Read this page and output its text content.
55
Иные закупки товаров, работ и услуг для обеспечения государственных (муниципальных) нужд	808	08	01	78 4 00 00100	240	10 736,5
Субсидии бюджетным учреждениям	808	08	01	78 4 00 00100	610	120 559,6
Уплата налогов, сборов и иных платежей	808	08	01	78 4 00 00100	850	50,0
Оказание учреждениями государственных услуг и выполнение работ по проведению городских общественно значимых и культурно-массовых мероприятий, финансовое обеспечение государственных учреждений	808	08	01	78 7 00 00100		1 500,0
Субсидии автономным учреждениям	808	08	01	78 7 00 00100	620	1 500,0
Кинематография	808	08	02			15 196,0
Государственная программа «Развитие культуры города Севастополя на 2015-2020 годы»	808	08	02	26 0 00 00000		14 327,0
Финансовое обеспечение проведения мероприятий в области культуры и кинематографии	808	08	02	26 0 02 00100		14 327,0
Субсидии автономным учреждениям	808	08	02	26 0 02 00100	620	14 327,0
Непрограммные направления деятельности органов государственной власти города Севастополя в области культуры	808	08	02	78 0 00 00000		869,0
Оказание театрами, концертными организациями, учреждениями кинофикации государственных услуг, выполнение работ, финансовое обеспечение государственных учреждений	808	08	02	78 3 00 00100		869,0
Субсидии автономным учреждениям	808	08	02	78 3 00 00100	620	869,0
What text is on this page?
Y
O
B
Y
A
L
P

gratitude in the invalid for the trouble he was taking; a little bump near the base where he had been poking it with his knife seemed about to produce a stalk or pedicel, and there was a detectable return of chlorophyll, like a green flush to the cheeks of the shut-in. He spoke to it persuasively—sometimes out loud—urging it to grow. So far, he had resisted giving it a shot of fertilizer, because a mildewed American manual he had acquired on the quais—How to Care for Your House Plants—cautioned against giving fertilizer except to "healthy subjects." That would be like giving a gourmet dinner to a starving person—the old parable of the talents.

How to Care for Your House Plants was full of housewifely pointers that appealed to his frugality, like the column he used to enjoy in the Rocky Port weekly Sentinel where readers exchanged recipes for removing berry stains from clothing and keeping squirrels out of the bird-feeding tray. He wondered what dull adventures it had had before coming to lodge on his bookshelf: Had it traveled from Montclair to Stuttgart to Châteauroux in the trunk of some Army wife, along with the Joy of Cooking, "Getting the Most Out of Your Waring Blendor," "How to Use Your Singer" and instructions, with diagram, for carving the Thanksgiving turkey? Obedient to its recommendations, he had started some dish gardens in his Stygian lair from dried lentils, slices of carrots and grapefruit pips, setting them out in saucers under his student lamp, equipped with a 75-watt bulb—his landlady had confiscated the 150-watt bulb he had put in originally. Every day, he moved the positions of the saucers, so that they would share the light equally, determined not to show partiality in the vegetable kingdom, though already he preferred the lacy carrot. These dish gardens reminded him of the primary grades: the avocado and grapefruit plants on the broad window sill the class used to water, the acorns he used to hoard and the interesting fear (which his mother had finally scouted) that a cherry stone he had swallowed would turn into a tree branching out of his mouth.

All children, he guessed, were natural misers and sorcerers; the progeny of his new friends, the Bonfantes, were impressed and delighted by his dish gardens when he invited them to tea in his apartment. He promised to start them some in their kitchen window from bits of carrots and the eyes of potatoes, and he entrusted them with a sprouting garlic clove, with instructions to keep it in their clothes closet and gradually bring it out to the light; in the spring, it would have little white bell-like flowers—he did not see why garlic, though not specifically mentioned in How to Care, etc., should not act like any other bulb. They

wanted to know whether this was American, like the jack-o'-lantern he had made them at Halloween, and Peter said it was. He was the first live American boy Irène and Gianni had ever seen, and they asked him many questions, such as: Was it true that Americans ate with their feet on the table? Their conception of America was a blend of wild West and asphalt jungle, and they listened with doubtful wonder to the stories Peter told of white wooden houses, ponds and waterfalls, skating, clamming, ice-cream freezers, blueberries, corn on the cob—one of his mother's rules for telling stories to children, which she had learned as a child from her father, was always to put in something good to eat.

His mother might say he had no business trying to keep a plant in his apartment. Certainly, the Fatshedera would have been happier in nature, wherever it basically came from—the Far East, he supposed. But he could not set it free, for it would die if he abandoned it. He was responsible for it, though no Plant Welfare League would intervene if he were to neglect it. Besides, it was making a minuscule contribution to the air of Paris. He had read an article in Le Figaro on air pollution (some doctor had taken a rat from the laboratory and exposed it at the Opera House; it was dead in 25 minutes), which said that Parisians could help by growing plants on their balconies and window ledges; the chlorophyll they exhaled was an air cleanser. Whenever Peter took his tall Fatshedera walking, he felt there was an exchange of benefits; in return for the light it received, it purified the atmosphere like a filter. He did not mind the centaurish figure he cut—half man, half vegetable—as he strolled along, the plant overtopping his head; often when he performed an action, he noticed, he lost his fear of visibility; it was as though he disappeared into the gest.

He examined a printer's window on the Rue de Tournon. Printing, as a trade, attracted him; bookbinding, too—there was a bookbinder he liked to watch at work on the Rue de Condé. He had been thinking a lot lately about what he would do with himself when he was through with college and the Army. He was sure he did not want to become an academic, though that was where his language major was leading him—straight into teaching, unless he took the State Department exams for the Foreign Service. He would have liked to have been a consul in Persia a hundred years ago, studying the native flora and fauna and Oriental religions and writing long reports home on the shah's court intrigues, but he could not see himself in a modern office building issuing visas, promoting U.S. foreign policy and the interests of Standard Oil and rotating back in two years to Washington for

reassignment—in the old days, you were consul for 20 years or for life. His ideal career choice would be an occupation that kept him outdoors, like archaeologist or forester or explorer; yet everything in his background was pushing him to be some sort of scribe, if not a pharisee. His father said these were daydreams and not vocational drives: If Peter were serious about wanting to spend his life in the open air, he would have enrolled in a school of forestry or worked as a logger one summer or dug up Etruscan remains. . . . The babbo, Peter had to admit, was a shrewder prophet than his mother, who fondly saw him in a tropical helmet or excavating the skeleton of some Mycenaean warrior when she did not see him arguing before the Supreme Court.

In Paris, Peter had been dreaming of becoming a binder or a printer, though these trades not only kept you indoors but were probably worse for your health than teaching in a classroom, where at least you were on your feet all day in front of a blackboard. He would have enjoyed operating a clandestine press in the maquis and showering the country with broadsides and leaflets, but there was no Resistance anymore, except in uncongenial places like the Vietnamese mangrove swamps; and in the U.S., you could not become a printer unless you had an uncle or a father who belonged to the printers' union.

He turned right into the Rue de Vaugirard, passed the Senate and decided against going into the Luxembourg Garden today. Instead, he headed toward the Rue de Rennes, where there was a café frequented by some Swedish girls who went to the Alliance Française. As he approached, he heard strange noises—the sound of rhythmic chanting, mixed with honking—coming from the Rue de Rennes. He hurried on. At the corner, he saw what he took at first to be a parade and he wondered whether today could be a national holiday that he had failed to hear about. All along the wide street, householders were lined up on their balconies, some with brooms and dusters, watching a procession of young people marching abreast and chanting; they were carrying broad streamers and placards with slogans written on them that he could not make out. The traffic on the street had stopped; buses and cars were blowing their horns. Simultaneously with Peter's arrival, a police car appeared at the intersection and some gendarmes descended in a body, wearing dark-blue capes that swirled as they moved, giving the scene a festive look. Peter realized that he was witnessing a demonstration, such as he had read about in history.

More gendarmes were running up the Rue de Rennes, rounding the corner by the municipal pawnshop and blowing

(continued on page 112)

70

---

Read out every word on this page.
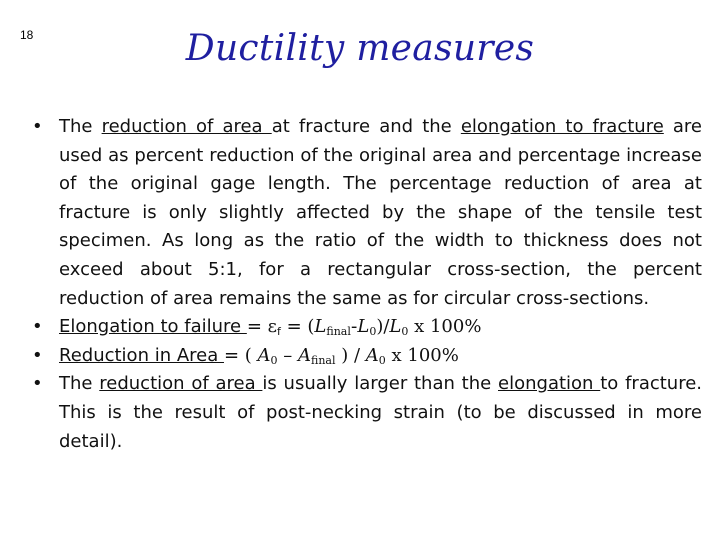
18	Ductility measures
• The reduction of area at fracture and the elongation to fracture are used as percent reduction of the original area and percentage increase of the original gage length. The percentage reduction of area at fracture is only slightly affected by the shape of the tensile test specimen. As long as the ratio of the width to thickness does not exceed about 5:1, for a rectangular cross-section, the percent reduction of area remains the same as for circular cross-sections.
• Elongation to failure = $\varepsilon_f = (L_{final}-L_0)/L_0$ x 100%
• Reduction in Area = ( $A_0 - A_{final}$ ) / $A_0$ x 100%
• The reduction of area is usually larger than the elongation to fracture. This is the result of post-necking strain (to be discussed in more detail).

What you have to do: Determine how many lines in the listing above hold the string "культуры", then write only the number.

Task answer: 3